Stored records:
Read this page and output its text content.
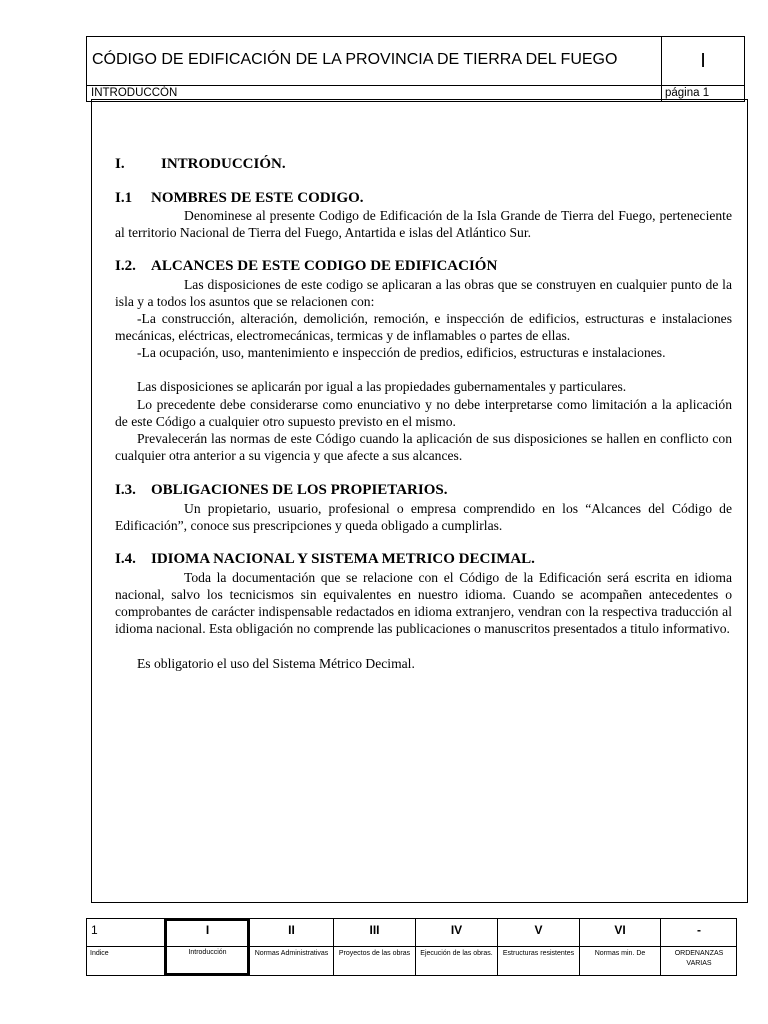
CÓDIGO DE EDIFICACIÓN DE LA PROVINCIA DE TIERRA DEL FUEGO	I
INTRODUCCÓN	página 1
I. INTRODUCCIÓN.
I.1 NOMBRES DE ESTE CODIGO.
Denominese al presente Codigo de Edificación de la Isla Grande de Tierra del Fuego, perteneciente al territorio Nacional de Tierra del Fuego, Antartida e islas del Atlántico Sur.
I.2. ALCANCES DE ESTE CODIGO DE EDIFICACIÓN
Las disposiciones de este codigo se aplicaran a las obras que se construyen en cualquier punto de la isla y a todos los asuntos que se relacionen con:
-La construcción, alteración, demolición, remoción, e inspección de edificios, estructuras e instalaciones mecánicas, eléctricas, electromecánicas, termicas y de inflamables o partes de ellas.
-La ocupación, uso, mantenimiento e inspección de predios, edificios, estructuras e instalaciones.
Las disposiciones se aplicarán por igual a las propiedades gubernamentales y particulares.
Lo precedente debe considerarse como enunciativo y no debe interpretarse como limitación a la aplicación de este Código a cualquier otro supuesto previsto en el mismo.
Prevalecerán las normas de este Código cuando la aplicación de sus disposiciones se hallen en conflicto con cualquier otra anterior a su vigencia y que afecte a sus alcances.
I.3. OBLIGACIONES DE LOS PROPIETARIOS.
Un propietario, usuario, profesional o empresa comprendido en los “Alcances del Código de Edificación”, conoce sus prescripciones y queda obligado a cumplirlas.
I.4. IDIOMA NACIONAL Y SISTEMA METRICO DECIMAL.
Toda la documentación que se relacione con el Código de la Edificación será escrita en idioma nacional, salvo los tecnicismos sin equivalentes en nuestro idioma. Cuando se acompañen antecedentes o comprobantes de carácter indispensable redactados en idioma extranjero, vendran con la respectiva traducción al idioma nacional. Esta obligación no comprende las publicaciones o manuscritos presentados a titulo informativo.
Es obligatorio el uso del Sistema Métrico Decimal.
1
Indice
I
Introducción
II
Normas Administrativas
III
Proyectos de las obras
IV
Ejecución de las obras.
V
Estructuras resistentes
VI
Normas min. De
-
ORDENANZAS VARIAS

--

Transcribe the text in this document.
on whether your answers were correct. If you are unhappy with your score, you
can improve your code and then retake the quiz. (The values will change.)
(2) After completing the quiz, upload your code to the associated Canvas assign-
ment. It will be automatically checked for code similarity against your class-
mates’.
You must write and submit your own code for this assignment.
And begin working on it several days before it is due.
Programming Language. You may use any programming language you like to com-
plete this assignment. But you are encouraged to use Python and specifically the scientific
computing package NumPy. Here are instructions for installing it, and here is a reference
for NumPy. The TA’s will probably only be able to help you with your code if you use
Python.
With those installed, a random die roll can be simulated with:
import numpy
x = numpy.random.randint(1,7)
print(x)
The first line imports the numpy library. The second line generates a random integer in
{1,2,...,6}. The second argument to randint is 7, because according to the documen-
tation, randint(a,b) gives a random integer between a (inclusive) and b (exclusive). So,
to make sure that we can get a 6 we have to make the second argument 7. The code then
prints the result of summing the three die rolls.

Task instructions: From the records, copy every line that has the string "your" in it.

Correct output:
on whether your answers were correct. If you are unhappy with your score, you
can improve your code and then retake the quiz. (The values will change.)
(2) After completing the quiz, upload your code to the associated Canvas assign-
ment. It will be automatically checked for code similarity against your class-
You must write and submit your own code for this assignment.
for NumPy. The TA’s will probably only be able to help you with your code if you use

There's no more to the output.